# Stated task
Search the material and gather each line with "Path" in it.

Data entries:
┄┄┄┄┄┄┄┄┄┄
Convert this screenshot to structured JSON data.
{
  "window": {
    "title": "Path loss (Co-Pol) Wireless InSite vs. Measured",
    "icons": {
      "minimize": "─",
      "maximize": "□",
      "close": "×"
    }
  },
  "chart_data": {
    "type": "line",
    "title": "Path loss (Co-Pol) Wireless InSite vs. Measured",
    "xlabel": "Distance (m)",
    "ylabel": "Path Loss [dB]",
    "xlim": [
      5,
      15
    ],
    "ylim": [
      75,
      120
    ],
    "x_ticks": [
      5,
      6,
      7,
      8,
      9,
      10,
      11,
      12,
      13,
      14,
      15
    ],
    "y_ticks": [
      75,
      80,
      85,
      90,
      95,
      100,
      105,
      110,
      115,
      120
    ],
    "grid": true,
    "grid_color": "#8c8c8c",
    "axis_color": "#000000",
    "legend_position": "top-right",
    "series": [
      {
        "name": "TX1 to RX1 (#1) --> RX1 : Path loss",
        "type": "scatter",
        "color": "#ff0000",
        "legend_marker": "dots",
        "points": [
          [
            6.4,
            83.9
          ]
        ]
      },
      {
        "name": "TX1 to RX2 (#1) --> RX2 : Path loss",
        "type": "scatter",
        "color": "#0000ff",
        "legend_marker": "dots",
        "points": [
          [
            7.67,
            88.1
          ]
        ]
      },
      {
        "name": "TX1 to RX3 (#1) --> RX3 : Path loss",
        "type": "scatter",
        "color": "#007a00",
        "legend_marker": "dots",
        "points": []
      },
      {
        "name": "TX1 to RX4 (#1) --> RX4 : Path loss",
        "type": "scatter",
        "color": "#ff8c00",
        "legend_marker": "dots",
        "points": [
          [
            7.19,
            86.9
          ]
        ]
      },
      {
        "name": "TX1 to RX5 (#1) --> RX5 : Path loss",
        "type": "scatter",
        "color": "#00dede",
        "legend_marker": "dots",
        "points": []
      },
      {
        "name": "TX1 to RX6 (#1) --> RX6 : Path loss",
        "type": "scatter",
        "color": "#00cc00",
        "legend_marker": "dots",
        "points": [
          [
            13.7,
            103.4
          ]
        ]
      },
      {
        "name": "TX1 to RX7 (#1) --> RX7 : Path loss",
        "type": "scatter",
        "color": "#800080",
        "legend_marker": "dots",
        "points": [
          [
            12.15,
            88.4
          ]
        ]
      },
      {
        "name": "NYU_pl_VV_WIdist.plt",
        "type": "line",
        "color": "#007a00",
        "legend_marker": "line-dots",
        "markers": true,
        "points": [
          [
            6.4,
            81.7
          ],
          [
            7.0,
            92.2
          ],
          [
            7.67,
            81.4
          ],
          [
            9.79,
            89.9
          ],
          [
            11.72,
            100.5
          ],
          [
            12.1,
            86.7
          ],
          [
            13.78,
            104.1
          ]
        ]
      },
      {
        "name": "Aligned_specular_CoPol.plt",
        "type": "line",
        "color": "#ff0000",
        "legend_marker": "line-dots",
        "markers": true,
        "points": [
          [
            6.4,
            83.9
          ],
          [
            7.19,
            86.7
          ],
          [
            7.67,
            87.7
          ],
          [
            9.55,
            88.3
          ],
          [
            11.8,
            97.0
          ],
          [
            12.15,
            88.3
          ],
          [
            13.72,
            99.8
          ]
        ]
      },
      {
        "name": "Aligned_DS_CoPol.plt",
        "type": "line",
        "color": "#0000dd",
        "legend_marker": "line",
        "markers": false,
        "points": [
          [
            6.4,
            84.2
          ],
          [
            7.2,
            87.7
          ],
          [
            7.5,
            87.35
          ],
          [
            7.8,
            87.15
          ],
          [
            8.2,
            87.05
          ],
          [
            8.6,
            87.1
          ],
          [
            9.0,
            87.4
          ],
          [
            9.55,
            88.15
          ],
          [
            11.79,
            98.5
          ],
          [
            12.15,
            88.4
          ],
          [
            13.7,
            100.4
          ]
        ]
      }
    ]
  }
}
┄┄┄┄┄┄┄┄┄┄
# Task response
    "title": "Path loss (Co-Pol) Wireless InSite vs. Measured",
    "title": "Path loss (Co-Pol) Wireless InSite vs. Measured",
    "ylabel": "Path Loss [dB]",
        "name": "TX1 to RX1 (#1) --> RX1 : Path loss",
        "name": "TX1 to RX2 (#1) --> RX2 : Path loss",
        "name": "TX1 to RX3 (#1) --> RX3 : Path loss",
        "name": "TX1 to RX4 (#1) --> RX4 : Path loss",
        "name": "TX1 to RX5 (#1) --> RX5 : Path loss",
        "name": "TX1 to RX6 (#1) --> RX6 : Path loss",
        "name": "TX1 to RX7 (#1) --> RX7 : Path loss",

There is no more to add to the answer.